● YOUR GOAL
Output all the entries word for word. Omit the pictures.

Begin TASK INPUT

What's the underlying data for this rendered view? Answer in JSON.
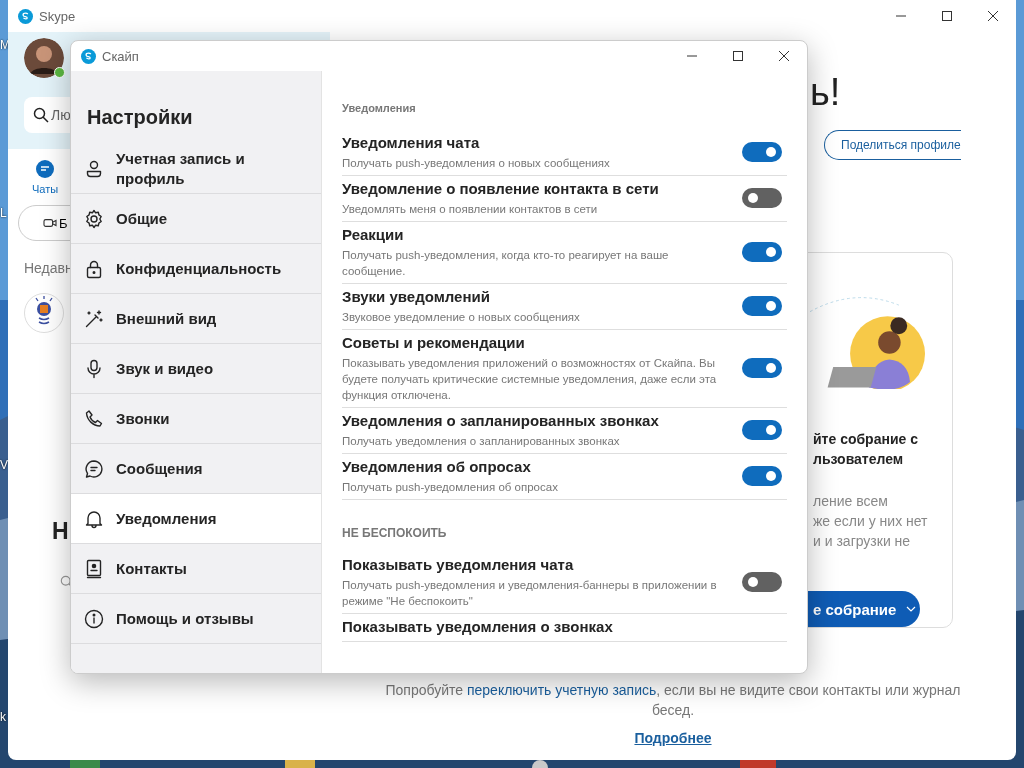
{
  "desktop": {
    "labels": [
      "M",
      "L",
      "V",
      "k"
    ]
  },
  "main_window": {
    "title": "Skype",
    "sidebar": {
      "online": true,
      "search": {
        "placeholder": "Лю"
      },
      "tabs": [
        {
          "label": "Чаты",
          "selected": true
        }
      ],
      "button": "Б",
      "recent_heading": "Недавн",
      "heading": "Н"
    },
    "content": {
      "greeting": "ь!",
      "share_button": "Поделиться профиле",
      "card": {
        "title_lines": [
          "йте собрание с",
          "льзователем"
        ],
        "text_lines": [
          "ление всем",
          "же если у них нет",
          "и и загрузки не"
        ],
        "button": "е собрание"
      },
      "footer": {
        "before": "Попробуйте ",
        "link": "переключить учетную запись",
        "after": ", если вы не видите свои контакты или журнал бесед.",
        "more_link": "Подробнее"
      }
    }
  },
  "settings": {
    "title": "Скайп",
    "heading": "Настройки",
    "nav": [
      {
        "label": "Учетная запись и профиль",
        "kind": "person",
        "selected": false
      },
      {
        "label": "Общие",
        "kind": "gear",
        "selected": false
      },
      {
        "label": "Конфиденциальность",
        "kind": "lock",
        "selected": false
      },
      {
        "label": "Внешний вид",
        "kind": "wand",
        "selected": false
      },
      {
        "label": "Звук и видео",
        "kind": "mic",
        "selected": false
      },
      {
        "label": "Звонки",
        "kind": "phone",
        "selected": false
      },
      {
        "label": "Сообщения",
        "kind": "chat",
        "selected": false
      },
      {
        "label": "Уведомления",
        "kind": "bell",
        "selected": true
      },
      {
        "label": "Контакты",
        "kind": "contact",
        "selected": false
      },
      {
        "label": "Помощь и отзывы",
        "kind": "info",
        "selected": false
      }
    ],
    "sections": [
      {
        "title": "Уведомления",
        "items": [
          {
            "title": "Уведомления чата",
            "description": "Получать push-уведомления о новых сообщениях",
            "on": true
          },
          {
            "title": "Уведомление о появление контакта в сети",
            "description": "Уведомлять меня о появлении контактов в сети",
            "on": false
          },
          {
            "title": "Реакции",
            "description": "Получать push-уведомления, когда кто-то реагирует на ваше сообщение.",
            "on": true
          },
          {
            "title": "Звуки уведомлений",
            "description": "Звуковое уведомление о новых сообщениях",
            "on": true
          },
          {
            "title": "Советы и рекомендации",
            "description": "Показывать уведомления приложений о возможностях от Скайпа. Вы будете получать критические системные уведомления, даже если эта функция отключена.",
            "on": true
          },
          {
            "title": "Уведомления о запланированных звонках",
            "description": "Получать уведомления о запланированных звонках",
            "on": true
          },
          {
            "title": "Уведомления об опросах",
            "description": "Получать push-уведомления об опросах",
            "on": true
          }
        ]
      },
      {
        "title": "НЕ БЕСПОКОИТЬ",
        "items": [
          {
            "title": "Показывать уведомления чата",
            "description": "Получать push-уведомления и уведомления-баннеры в приложении в режиме \"Не беспокоить\"",
            "on": false
          },
          {
            "title": "Показывать уведомления о звонках"
          }
        ]
      }
    ]
  }
}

End TASK INPUT

● OUTPUT OF THE EXERCISE
What's the underlying data for this rendered view? Answer in JSON.
{
  "desktop": {
    "labels": [
      "M",
      "L",
      "V",
      "k"
    ]
  },
  "main_window": {
    "title": "Skype",
    "sidebar": {
      "online": true,
      "search": {
        "placeholder": "Лю"
      },
      "tabs": [
        {
          "label": "Чаты",
          "selected": true
        }
      ],
      "button": "Б",
      "recent_heading": "Недавн",
      "heading": "Н"
    },
    "content": {
      "greeting": "ь!",
      "share_button": "Поделиться профиле",
      "card": {
        "title_lines": [
          "йте собрание с",
          "льзователем"
        ],
        "text_lines": [
          "ление всем",
          "же если у них нет",
          "и и загрузки не"
        ],
        "button": "е собрание"
      },
      "footer": {
        "before": "Попробуйте ",
        "link": "переключить учетную запись",
        "after": ", если вы не видите свои контакты или журнал бесед.",
        "more_link": "Подробнее"
      }
    }
  },
  "settings": {
    "title": "Скайп",
    "heading": "Настройки",
    "nav": [
      {
        "label": "Учетная запись и профиль",
        "kind": "person",
        "selected": false
      },
      {
        "label": "Общие",
        "kind": "gear",
        "selected": false
      },
      {
        "label": "Конфиденциальность",
        "kind": "lock",
        "selected": false
      },
      {
        "label": "Внешний вид",
        "kind": "wand",
        "selected": false
      },
      {
        "label": "Звук и видео",
        "kind": "mic",
        "selected": false
      },
      {
        "label": "Звонки",
        "kind": "phone",
        "selected": false
      },
      {
        "label": "Сообщения",
        "kind": "chat",
        "selected": false
      },
      {
        "label": "Уведомления",
        "kind": "bell",
        "selected": true
      },
      {
        "label": "Контакты",
        "kind": "contact",
        "selected": false
      },
      {
        "label": "Помощь и отзывы",
        "kind": "info",
        "selected": false
      }
    ],
    "sections": [
      {
        "title": "Уведомления",
        "items": [
          {
            "title": "Уведомления чата",
            "description": "Получать push-уведомления о новых сообщениях",
            "on": true
          },
          {
            "title": "Уведомление о появление контакта в сети",
            "description": "Уведомлять меня о появлении контактов в сети",
            "on": false
          },
          {
            "title": "Реакции",
            "description": "Получать push-уведомления, когда кто-то реагирует на ваше сообщение.",
            "on": true
          },
          {
            "title": "Звуки уведомлений",
            "description": "Звуковое уведомление о новых сообщениях",
            "on": true
          },
          {
            "title": "Советы и рекомендации",
            "description": "Показывать уведомления приложений о возможностях от Скайпа. Вы будете получать критические системные уведомления, даже если эта функция отключена.",
            "on": true
          },
          {
            "title": "Уведомления о запланированных звонках",
            "description": "Получать уведомления о запланированных звонках",
            "on": true
          },
          {
            "title": "Уведомления об опросах",
            "description": "Получать push-уведомления об опросах",
            "on": true
          }
        ]
      },
      {
        "title": "НЕ БЕСПОКОИТЬ",
        "items": [
          {
            "title": "Показывать уведомления чата",
            "description": "Получать push-уведомления и уведомления-баннеры в приложении в режиме \"Не беспокоить\"",
            "on": false
          },
          {
            "title": "Показывать уведомления о звонках"
          }
        ]
      }
    ]
  }
}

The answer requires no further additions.